Select the lines that hold the word "pSTG" and copy each one.

Recorded data:
□ □ □

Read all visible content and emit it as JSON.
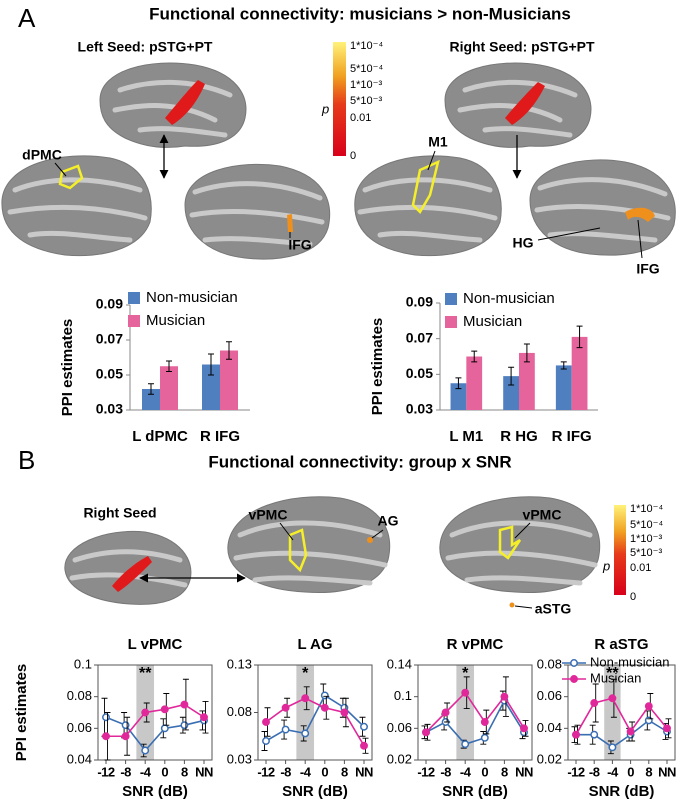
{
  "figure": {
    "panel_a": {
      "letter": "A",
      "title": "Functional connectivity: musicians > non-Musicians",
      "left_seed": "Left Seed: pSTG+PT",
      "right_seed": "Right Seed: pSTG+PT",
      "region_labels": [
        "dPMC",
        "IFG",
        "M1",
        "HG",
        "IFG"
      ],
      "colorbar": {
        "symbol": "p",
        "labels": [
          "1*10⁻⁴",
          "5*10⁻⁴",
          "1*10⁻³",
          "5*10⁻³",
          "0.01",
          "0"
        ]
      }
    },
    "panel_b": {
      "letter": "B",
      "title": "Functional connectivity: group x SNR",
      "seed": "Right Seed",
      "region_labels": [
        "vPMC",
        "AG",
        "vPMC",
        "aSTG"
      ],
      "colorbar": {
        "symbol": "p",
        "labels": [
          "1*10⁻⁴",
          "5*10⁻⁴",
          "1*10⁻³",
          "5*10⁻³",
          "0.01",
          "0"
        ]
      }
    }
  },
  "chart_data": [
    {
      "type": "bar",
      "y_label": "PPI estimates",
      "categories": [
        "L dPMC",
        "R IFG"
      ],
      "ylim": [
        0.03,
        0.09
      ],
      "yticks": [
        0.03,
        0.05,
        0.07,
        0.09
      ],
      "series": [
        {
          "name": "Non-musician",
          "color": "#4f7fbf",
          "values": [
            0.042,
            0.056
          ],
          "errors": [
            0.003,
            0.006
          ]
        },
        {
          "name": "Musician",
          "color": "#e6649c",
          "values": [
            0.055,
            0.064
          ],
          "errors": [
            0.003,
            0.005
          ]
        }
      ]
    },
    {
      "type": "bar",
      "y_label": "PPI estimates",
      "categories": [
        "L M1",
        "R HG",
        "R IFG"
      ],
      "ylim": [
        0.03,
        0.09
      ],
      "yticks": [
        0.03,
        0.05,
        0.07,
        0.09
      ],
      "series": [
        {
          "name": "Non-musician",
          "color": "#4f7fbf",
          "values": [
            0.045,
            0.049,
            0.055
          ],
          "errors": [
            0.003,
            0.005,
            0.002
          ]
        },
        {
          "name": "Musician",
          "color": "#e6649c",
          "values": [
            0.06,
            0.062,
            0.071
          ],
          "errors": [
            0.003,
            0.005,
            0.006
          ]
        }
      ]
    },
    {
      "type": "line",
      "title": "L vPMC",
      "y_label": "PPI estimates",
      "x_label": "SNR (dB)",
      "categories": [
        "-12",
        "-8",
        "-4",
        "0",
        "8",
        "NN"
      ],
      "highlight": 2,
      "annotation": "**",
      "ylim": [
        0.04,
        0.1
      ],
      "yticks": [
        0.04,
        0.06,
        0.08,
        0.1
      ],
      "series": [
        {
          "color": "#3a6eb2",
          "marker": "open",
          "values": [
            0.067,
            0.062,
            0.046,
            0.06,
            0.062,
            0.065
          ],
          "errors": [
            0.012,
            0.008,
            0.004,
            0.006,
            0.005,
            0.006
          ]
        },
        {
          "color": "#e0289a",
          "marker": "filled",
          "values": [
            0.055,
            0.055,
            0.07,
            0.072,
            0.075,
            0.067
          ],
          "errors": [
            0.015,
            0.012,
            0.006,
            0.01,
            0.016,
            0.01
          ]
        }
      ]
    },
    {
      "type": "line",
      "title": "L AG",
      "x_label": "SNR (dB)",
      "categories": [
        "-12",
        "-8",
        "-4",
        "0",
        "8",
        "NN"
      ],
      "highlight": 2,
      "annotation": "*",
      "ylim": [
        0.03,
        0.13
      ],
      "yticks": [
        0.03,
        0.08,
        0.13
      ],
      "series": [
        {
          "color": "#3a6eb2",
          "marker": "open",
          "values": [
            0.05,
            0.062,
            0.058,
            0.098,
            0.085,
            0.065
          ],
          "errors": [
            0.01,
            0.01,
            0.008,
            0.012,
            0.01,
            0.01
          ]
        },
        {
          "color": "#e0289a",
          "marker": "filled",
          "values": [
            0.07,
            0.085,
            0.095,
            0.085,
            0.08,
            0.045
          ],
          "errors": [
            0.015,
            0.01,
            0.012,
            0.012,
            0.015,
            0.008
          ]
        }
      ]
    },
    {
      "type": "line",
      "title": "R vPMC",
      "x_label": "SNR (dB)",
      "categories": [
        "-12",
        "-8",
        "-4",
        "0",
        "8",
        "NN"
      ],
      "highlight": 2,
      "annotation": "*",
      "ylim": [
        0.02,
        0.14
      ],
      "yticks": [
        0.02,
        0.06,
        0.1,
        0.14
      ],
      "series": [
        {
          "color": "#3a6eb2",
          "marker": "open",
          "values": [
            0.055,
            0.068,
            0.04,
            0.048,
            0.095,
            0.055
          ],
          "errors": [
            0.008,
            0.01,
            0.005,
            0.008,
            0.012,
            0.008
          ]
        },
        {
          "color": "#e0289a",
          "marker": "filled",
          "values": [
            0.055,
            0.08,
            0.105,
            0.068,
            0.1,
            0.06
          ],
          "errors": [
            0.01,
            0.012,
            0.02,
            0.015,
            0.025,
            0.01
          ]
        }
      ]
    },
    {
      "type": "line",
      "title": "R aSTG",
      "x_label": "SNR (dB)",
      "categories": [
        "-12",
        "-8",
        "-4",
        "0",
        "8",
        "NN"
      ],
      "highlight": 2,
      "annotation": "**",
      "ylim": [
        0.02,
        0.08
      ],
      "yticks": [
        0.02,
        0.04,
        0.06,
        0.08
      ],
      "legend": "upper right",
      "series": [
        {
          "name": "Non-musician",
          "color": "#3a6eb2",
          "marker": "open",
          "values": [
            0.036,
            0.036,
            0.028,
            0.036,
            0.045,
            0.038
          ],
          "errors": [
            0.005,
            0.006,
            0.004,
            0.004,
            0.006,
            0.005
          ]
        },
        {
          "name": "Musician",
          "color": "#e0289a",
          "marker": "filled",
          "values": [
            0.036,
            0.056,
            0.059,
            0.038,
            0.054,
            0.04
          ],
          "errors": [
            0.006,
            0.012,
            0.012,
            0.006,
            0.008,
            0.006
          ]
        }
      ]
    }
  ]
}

□ □ □

Problem solution:
      "left_seed": "Left Seed: pSTG+PT",
      "right_seed": "Right Seed: pSTG+PT",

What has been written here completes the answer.